▸ **THE PROBLEM**
Without omitting anything, retype the data that follows.

▸ **SUPPLIED INFORMATION**
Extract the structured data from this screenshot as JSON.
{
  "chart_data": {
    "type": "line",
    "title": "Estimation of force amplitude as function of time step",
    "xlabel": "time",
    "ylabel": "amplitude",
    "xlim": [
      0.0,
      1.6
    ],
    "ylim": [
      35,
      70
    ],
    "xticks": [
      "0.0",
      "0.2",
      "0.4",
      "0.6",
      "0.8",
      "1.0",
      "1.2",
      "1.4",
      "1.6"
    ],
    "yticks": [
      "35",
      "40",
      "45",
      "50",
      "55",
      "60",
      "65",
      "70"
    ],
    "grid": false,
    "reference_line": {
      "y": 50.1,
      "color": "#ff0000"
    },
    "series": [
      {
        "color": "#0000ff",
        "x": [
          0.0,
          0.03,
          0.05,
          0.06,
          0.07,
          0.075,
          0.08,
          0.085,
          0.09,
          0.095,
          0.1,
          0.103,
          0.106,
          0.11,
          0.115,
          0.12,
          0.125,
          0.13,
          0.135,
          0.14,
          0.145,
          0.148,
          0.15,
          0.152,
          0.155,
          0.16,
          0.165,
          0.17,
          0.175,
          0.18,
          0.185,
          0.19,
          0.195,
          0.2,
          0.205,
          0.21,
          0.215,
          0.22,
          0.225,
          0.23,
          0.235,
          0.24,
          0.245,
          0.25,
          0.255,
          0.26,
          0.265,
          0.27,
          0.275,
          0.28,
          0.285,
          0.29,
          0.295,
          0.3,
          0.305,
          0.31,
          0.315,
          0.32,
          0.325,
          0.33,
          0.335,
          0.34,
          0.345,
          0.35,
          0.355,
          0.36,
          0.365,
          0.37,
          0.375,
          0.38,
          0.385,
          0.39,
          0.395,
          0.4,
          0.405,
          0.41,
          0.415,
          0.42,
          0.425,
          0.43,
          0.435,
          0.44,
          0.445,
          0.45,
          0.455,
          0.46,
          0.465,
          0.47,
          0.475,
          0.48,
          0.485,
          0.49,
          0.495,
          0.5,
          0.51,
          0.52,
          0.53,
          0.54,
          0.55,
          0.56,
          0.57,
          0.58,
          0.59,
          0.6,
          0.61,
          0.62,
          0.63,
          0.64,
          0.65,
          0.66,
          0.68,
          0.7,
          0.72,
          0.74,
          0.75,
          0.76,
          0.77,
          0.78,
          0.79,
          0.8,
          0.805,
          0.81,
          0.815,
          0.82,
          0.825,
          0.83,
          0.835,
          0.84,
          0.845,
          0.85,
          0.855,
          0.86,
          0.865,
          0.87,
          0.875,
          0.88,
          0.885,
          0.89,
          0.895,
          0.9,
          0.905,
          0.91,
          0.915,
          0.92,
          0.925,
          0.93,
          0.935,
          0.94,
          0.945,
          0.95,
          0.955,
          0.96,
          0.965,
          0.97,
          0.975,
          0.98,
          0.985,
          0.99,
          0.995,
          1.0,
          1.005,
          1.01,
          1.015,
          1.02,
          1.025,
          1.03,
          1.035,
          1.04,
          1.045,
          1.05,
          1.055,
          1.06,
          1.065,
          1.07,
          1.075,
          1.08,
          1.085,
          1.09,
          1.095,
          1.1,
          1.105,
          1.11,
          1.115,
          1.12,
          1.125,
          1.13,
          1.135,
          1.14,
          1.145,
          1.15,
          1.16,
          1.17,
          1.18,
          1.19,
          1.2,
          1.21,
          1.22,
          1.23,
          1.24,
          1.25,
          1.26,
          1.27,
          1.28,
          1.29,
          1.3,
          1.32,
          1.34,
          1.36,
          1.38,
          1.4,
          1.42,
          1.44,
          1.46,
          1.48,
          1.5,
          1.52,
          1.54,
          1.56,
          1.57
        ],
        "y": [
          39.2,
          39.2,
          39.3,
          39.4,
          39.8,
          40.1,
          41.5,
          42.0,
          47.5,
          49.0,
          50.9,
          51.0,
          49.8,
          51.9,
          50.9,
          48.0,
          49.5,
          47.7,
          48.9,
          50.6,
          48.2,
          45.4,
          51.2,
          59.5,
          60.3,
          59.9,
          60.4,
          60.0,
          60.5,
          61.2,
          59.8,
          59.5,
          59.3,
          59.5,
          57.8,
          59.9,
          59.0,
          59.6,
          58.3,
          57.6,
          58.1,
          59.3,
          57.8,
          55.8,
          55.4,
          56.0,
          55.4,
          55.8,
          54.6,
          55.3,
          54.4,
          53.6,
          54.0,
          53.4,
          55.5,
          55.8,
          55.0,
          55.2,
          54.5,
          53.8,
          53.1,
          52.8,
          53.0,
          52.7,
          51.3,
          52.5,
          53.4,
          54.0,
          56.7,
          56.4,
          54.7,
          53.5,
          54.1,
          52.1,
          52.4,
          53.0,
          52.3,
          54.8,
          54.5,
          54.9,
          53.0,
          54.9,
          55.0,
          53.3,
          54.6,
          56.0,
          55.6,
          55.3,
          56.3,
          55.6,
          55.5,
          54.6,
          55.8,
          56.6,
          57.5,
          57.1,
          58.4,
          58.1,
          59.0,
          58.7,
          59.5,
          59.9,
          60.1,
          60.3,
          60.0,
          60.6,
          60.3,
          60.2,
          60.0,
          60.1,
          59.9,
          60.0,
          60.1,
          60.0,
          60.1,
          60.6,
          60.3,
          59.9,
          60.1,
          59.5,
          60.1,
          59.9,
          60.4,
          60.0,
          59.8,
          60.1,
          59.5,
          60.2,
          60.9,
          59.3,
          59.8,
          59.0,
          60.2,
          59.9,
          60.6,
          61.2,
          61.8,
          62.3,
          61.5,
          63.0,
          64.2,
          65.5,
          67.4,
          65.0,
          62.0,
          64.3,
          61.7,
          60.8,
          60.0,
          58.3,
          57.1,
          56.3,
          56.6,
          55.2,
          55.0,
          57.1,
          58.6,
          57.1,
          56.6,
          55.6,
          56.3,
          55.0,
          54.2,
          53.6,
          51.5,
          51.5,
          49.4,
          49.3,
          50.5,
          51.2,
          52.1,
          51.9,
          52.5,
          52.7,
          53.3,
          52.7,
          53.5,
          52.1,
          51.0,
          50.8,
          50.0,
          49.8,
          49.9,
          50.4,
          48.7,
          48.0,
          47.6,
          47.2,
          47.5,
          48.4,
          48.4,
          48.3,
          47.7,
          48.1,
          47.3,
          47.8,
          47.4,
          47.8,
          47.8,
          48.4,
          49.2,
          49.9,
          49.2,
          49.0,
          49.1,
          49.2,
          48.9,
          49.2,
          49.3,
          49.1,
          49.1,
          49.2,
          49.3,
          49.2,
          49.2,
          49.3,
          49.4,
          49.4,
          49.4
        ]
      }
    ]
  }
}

▸ **EXERCISE RESULT**
Extract the structured data from this screenshot as JSON.
{
  "chart_data": {
    "type": "line",
    "title": "Estimation of force amplitude as function of time step",
    "xlabel": "time",
    "ylabel": "amplitude",
    "xlim": [
      0.0,
      1.6
    ],
    "ylim": [
      35,
      70
    ],
    "xticks": [
      "0.0",
      "0.2",
      "0.4",
      "0.6",
      "0.8",
      "1.0",
      "1.2",
      "1.4",
      "1.6"
    ],
    "yticks": [
      "35",
      "40",
      "45",
      "50",
      "55",
      "60",
      "65",
      "70"
    ],
    "grid": false,
    "reference_line": {
      "y": 50.1,
      "color": "#ff0000"
    },
    "series": [
      {
        "color": "#0000ff",
        "x": [
          0.0,
          0.03,
          0.05,
          0.06,
          0.07,
          0.075,
          0.08,
          0.085,
          0.09,
          0.095,
          0.1,
          0.103,
          0.106,
          0.11,
          0.115,
          0.12,
          0.125,
          0.13,
          0.135,
          0.14,
          0.145,
          0.148,
          0.15,
          0.152,
          0.155,
          0.16,
          0.165,
          0.17,
          0.175,
          0.18,
          0.185,
          0.19,
          0.195,
          0.2,
          0.205,
          0.21,
          0.215,
          0.22,
          0.225,
          0.23,
          0.235,
          0.24,
          0.245,
          0.25,
          0.255,
          0.26,
          0.265,
          0.27,
          0.275,
          0.28,
          0.285,
          0.29,
          0.295,
          0.3,
          0.305,
          0.31,
          0.315,
          0.32,
          0.325,
          0.33,
          0.335,
          0.34,
          0.345,
          0.35,
          0.355,
          0.36,
          0.365,
          0.37,
          0.375,
          0.38,
          0.385,
          0.39,
          0.395,
          0.4,
          0.405,
          0.41,
          0.415,
          0.42,
          0.425,
          0.43,
          0.435,
          0.44,
          0.445,
          0.45,
          0.455,
          0.46,
          0.465,
          0.47,
          0.475,
          0.48,
          0.485,
          0.49,
          0.495,
          0.5,
          0.51,
          0.52,
          0.53,
          0.54,
          0.55,
          0.56,
          0.57,
          0.58,
          0.59,
          0.6,
          0.61,
          0.62,
          0.63,
          0.64,
          0.65,
          0.66,
          0.68,
          0.7,
          0.72,
          0.74,
          0.75,
          0.76,
          0.77,
          0.78,
          0.79,
          0.8,
          0.805,
          0.81,
          0.815,
          0.82,
          0.825,
          0.83,
          0.835,
          0.84,
          0.845,
          0.85,
          0.855,
          0.86,
          0.865,
          0.87,
          0.875,
          0.88,
          0.885,
          0.89,
          0.895,
          0.9,
          0.905,
          0.91,
          0.915,
          0.92,
          0.925,
          0.93,
          0.935,
          0.94,
          0.945,
          0.95,
          0.955,
          0.96,
          0.965,
          0.97,
          0.975,
          0.98,
          0.985,
          0.99,
          0.995,
          1.0,
          1.005,
          1.01,
          1.015,
          1.02,
          1.025,
          1.03,
          1.035,
          1.04,
          1.045,
          1.05,
          1.055,
          1.06,
          1.065,
          1.07,
          1.075,
          1.08,
          1.085,
          1.09,
          1.095,
          1.1,
          1.105,
          1.11,
          1.115,
          1.12,
          1.125,
          1.13,
          1.135,
          1.14,
          1.145,
          1.15,
          1.16,
          1.17,
          1.18,
          1.19,
          1.2,
          1.21,
          1.22,
          1.23,
          1.24,
          1.25,
          1.26,
          1.27,
          1.28,
          1.29,
          1.3,
          1.32,
          1.34,
          1.36,
          1.38,
          1.4,
          1.42,
          1.44,
          1.46,
          1.48,
          1.5,
          1.52,
          1.54,
          1.56,
          1.57
        ],
        "y": [
          39.2,
          39.2,
          39.3,
          39.4,
          39.8,
          40.1,
          41.5,
          42.0,
          47.5,
          49.0,
          50.9,
          51.0,
          49.8,
          51.9,
          50.9,
          48.0,
          49.5,
          47.7,
          48.9,
          50.6,
          48.2,
          45.4,
          51.2,
          59.5,
          60.3,
          59.9,
          60.4,
          60.0,
          60.5,
          61.2,
          59.8,
          59.5,
          59.3,
          59.5,
          57.8,
          59.9,
          59.0,
          59.6,
          58.3,
          57.6,
          58.1,
          59.3,
          57.8,
          55.8,
          55.4,
          56.0,
          55.4,
          55.8,
          54.6,
          55.3,
          54.4,
          53.6,
          54.0,
          53.4,
          55.5,
          55.8,
          55.0,
          55.2,
          54.5,
          53.8,
          53.1,
          52.8,
          53.0,
          52.7,
          51.3,
          52.5,
          53.4,
          54.0,
          56.7,
          56.4,
          54.7,
          53.5,
          54.1,
          52.1,
          52.4,
          53.0,
          52.3,
          54.8,
          54.5,
          54.9,
          53.0,
          54.9,
          55.0,
          53.3,
          54.6,
          56.0,
          55.6,
          55.3,
          56.3,
          55.6,
          55.5,
          54.6,
          55.8,
          56.6,
          57.5,
          57.1,
          58.4,
          58.1,
          59.0,
          58.7,
          59.5,
          59.9,
          60.1,
          60.3,
          60.0,
          60.6,
          60.3,
          60.2,
          60.0,
          60.1,
          59.9,
          60.0,
          60.1,
          60.0,
          60.1,
          60.6,
          60.3,
          59.9,
          60.1,
          59.5,
          60.1,
          59.9,
          60.4,
          60.0,
          59.8,
          60.1,
          59.5,
          60.2,
          60.9,
          59.3,
          59.8,
          59.0,
          60.2,
          59.9,
          60.6,
          61.2,
          61.8,
          62.3,
          61.5,
          63.0,
          64.2,
          65.5,
          67.4,
          65.0,
          62.0,
          64.3,
          61.7,
          60.8,
          60.0,
          58.3,
          57.1,
          56.3,
          56.6,
          55.2,
          55.0,
          57.1,
          58.6,
          57.1,
          56.6,
          55.6,
          56.3,
          55.0,
          54.2,
          53.6,
          51.5,
          51.5,
          49.4,
          49.3,
          50.5,
          51.2,
          52.1,
          51.9,
          52.5,
          52.7,
          53.3,
          52.7,
          53.5,
          52.1,
          51.0,
          50.8,
          50.0,
          49.8,
          49.9,
          50.4,
          48.7,
          48.0,
          47.6,
          47.2,
          47.5,
          48.4,
          48.4,
          48.3,
          47.7,
          48.1,
          47.3,
          47.8,
          47.4,
          47.8,
          47.8,
          48.4,
          49.2,
          49.9,
          49.2,
          49.0,
          49.1,
          49.2,
          48.9,
          49.2,
          49.3,
          49.1,
          49.1,
          49.2,
          49.3,
          49.2,
          49.2,
          49.3,
          49.4,
          49.4,
          49.4
        ]
      }
    ]
  }
}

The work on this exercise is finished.